▸ **Stored rows**:
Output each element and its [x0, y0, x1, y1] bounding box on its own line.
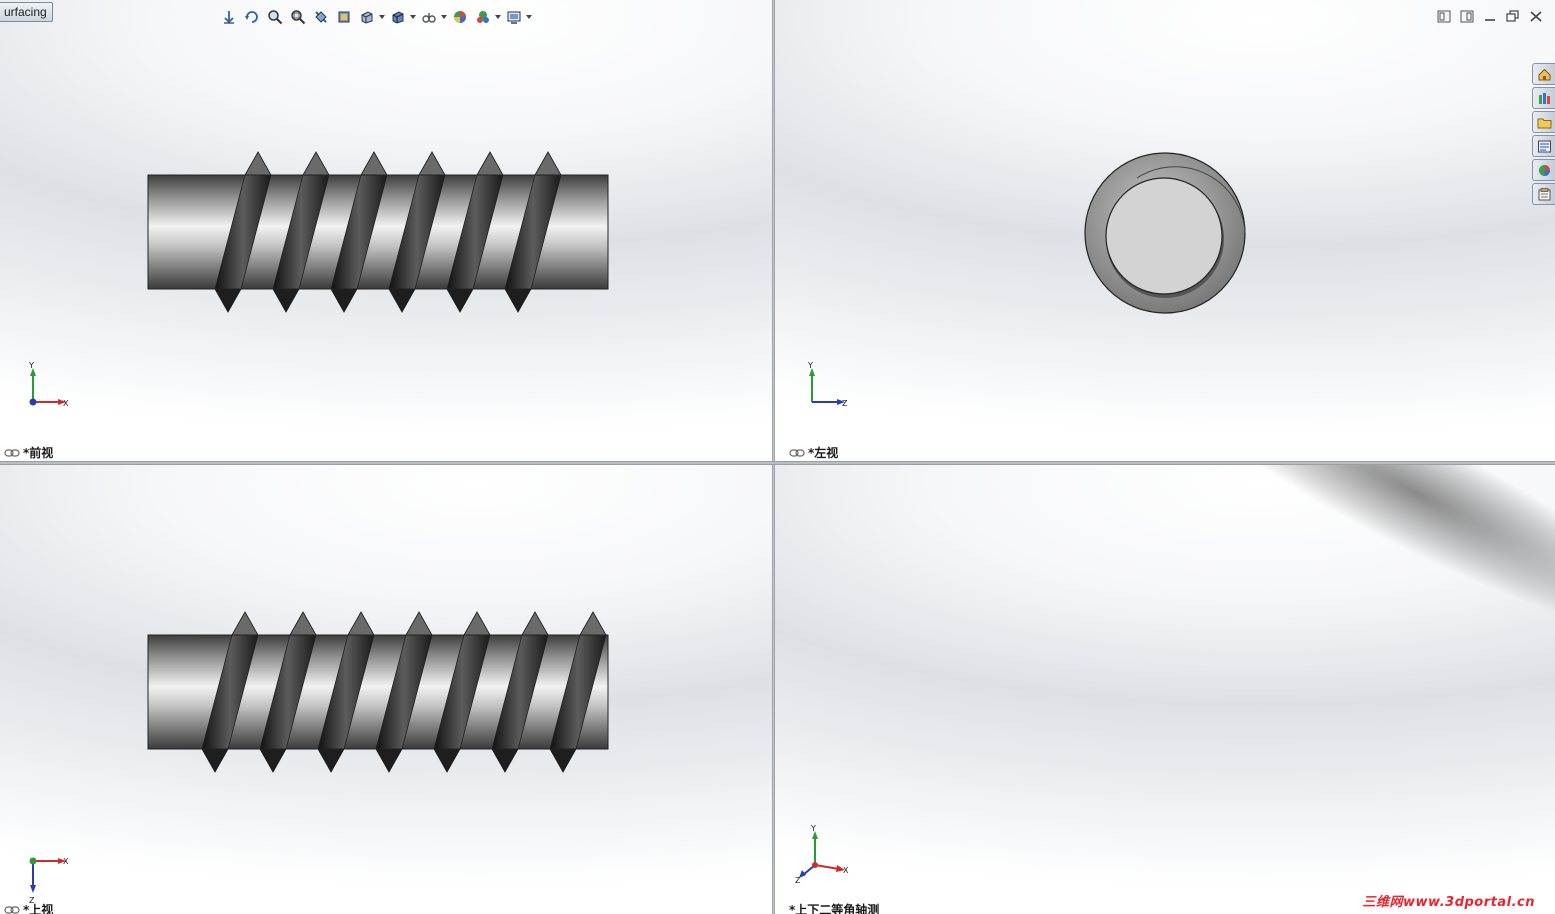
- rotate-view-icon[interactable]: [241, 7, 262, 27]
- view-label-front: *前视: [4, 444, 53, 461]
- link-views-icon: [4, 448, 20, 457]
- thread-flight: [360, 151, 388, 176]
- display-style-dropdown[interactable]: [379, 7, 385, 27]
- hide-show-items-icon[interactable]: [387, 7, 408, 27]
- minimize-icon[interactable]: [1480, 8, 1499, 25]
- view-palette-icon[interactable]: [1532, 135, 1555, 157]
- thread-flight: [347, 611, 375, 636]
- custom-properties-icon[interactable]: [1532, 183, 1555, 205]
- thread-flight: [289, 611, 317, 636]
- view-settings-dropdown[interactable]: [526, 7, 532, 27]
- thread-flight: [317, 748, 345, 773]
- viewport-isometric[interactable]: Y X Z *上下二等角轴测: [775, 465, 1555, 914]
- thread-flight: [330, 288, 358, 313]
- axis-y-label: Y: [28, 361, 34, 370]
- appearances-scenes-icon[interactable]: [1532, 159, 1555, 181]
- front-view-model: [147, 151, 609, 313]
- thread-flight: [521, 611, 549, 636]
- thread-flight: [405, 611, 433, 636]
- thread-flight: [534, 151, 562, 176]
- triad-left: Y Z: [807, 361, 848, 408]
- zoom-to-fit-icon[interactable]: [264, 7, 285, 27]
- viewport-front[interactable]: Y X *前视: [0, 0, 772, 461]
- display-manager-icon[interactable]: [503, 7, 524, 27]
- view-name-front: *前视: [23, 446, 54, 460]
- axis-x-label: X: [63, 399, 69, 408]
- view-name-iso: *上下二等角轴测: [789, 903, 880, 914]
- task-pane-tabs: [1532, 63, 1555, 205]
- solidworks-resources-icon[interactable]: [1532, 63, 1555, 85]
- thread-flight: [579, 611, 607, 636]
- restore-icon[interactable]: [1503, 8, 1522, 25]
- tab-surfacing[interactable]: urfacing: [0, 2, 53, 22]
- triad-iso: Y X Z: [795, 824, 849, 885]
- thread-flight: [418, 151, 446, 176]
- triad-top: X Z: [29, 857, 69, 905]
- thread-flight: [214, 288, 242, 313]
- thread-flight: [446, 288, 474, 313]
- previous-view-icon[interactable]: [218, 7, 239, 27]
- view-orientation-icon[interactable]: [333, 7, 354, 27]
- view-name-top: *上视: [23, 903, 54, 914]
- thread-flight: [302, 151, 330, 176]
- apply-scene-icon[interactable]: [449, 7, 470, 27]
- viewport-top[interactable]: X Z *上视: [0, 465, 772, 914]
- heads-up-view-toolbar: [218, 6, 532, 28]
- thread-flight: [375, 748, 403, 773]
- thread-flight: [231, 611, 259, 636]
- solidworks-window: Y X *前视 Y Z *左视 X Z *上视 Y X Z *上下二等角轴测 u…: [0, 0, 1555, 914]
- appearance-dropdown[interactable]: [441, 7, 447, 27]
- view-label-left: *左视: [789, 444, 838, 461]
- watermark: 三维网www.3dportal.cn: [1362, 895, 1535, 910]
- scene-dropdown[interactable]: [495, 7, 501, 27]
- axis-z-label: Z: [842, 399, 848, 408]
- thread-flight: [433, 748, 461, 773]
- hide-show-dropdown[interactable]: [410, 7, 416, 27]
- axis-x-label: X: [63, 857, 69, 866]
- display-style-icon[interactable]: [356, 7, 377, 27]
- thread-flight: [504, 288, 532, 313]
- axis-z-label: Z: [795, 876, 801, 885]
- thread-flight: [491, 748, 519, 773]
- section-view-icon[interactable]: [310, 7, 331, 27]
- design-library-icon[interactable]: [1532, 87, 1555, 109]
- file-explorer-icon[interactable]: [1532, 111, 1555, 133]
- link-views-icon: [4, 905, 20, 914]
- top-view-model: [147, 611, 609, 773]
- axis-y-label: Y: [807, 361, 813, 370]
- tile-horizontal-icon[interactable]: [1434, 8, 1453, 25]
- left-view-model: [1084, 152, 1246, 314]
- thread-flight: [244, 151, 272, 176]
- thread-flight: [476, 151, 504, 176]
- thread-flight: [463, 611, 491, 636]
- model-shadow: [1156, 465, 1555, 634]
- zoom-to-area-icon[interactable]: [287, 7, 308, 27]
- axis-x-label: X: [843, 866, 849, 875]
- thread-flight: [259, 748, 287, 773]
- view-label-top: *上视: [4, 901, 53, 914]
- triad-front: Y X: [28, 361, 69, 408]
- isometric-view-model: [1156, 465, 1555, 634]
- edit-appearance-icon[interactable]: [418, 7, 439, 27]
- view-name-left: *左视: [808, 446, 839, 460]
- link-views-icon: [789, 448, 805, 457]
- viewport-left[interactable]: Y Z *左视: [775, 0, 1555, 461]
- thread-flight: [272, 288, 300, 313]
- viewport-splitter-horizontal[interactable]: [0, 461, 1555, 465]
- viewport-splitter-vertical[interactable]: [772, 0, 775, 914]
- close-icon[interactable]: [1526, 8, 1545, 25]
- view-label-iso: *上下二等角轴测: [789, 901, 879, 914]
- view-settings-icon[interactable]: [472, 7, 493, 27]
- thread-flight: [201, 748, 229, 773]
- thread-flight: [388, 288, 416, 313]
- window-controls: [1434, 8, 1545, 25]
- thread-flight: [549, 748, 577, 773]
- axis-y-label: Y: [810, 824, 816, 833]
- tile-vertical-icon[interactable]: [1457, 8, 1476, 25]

▸ **Problem to work on**: Please begin at the line that has "- rotate-view-icon[interactable]: [241, 7, 262, 27]" and stop after the line that has "- viewport-isometric[interactable]: Y", giving only those lines of the items again with "thread-flight" switched to "thread-segment" and nothing else changed.

▸ **Result**:
- rotate-view-icon[interactable]: [241, 7, 262, 27]
- view-label-front: *前视: [4, 444, 53, 461]
- link-views-icon: [4, 448, 20, 457]
- thread-segment: [360, 151, 388, 176]
- display-style-dropdown[interactable]: [379, 7, 385, 27]
- hide-show-items-icon[interactable]: [387, 7, 408, 27]
- minimize-icon[interactable]: [1480, 8, 1499, 25]
- view-palette-icon[interactable]: [1532, 135, 1555, 157]
- thread-segment: [347, 611, 375, 636]
- custom-properties-icon[interactable]: [1532, 183, 1555, 205]
- thread-segment: [289, 611, 317, 636]
- view-settings-dropdown[interactable]: [526, 7, 532, 27]
- thread-segment: [317, 748, 345, 773]
- viewport-isometric[interactable]: Y X Z *上下二等角轴测: [775, 465, 1555, 914]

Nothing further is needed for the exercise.